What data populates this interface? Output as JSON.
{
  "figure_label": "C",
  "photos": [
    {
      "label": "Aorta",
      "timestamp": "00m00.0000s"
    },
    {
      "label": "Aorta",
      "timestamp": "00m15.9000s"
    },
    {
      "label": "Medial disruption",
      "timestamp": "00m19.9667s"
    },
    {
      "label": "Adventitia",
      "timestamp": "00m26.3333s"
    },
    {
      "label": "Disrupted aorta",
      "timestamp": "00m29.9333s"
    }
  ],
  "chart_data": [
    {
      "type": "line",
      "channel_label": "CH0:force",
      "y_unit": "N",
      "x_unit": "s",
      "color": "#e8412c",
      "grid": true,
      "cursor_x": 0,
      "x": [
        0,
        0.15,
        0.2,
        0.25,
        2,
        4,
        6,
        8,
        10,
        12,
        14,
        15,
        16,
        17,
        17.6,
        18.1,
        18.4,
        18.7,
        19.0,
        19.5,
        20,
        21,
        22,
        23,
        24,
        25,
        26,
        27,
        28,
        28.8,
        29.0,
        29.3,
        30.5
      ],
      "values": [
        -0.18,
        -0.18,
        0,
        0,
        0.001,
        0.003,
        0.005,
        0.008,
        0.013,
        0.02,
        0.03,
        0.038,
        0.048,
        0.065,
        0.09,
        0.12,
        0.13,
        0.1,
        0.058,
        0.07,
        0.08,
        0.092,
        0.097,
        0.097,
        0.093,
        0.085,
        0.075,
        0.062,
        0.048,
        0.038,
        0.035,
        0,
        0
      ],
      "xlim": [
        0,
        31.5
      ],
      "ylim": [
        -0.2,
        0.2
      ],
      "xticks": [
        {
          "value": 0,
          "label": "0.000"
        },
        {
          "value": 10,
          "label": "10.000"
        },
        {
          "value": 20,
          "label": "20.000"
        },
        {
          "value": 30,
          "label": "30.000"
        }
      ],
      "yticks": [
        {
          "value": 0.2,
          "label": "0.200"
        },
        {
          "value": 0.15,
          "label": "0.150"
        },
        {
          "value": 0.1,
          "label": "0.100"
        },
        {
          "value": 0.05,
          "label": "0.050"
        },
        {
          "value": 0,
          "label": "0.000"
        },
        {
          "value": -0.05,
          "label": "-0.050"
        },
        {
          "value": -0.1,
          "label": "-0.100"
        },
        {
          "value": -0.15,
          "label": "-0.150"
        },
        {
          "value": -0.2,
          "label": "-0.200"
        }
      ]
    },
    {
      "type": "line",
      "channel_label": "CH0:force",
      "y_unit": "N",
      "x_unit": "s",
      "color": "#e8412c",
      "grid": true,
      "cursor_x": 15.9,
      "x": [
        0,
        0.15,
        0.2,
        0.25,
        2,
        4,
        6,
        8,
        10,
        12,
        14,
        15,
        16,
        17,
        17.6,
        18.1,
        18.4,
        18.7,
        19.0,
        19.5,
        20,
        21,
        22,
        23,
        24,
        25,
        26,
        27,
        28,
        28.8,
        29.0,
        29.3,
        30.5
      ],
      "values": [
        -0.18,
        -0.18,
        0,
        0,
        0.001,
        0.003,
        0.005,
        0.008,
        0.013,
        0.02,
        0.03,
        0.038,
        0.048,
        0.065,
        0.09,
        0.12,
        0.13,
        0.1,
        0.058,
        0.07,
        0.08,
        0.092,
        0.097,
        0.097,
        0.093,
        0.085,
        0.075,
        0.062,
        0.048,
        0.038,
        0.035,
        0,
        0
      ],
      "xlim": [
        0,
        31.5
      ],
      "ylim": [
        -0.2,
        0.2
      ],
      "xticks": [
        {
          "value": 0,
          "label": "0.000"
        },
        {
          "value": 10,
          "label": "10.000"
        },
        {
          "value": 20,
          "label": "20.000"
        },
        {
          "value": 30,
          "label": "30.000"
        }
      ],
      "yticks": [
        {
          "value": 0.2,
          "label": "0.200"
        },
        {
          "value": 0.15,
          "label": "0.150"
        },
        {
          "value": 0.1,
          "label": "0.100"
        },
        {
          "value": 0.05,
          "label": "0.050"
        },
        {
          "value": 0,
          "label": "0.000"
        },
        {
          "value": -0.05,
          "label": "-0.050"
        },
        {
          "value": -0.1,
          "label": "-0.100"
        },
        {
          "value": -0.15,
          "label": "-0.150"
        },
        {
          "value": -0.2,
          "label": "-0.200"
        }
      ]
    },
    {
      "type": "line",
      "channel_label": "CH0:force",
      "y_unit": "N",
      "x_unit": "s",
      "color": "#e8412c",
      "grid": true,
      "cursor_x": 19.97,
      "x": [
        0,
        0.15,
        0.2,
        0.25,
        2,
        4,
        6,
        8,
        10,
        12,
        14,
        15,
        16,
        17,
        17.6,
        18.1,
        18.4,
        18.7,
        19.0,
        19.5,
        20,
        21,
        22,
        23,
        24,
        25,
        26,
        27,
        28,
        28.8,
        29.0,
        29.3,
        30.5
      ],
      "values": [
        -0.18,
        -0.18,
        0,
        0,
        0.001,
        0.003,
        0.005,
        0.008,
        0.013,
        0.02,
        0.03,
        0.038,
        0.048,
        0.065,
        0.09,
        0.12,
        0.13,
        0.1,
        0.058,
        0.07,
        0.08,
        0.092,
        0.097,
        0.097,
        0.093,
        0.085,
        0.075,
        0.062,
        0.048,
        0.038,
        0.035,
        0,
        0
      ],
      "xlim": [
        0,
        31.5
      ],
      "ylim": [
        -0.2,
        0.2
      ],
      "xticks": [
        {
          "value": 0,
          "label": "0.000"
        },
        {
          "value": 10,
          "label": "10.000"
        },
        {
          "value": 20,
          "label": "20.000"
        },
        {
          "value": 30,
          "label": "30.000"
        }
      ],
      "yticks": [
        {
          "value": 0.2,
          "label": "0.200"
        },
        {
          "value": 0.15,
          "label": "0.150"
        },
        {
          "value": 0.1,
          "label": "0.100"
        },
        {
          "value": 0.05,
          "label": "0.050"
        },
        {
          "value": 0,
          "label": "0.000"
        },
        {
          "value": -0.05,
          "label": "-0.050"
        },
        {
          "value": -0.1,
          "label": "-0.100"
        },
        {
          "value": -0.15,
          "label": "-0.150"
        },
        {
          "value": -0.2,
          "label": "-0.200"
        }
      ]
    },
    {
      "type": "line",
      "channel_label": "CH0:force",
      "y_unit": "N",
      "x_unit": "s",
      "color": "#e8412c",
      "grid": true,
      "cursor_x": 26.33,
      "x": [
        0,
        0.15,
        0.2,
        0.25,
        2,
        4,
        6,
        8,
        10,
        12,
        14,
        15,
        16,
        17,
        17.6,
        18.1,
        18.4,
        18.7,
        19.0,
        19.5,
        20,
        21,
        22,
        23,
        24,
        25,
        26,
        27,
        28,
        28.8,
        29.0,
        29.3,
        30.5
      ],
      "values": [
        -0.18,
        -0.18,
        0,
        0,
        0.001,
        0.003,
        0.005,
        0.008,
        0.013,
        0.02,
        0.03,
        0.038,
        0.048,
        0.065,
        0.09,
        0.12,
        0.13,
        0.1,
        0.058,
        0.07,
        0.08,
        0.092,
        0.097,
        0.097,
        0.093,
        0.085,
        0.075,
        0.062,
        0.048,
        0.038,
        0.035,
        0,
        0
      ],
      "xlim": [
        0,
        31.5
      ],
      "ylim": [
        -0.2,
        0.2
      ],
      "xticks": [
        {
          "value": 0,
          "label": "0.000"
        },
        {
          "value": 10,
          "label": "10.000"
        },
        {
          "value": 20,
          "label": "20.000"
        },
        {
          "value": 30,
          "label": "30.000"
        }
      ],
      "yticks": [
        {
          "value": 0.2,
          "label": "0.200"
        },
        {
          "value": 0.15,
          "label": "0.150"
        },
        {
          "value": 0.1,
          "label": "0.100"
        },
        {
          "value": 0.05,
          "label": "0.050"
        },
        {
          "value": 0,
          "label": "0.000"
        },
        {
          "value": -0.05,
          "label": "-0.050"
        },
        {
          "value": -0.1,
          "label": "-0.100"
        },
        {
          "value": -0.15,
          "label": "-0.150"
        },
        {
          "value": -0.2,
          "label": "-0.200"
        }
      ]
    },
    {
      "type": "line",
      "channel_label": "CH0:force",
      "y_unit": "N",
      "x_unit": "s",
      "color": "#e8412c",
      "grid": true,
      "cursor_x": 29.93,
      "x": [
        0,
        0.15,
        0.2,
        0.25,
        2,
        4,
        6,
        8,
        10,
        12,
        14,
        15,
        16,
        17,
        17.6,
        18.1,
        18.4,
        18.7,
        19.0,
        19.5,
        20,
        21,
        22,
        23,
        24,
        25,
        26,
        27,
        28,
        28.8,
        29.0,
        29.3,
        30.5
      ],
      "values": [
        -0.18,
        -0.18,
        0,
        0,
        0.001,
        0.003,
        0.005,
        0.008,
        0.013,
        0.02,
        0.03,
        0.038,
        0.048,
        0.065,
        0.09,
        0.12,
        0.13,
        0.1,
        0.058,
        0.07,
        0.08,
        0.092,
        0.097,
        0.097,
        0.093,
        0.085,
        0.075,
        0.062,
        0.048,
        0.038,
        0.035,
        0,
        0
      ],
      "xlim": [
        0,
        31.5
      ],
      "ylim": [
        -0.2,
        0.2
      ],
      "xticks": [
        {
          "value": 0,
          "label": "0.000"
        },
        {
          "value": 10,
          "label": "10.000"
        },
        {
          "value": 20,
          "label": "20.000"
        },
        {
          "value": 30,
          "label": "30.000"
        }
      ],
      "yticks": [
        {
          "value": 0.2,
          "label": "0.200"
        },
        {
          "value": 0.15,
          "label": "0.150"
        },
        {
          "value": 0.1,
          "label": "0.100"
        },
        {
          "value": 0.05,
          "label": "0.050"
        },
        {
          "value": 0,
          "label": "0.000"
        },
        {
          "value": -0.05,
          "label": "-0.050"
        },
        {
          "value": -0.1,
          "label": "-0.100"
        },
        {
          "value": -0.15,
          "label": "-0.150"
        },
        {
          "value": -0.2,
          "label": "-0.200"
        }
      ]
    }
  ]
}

• • •

GIVEN INSTRUCTION —
Using the listing above, pull out all lines that hold the word "timestamp".

FULL SOLUTION —
      "timestamp": "00m00.0000s"
      "timestamp": "00m15.9000s"
      "timestamp": "00m19.9667s"
      "timestamp": "00m26.3333s"
      "timestamp": "00m29.9333s"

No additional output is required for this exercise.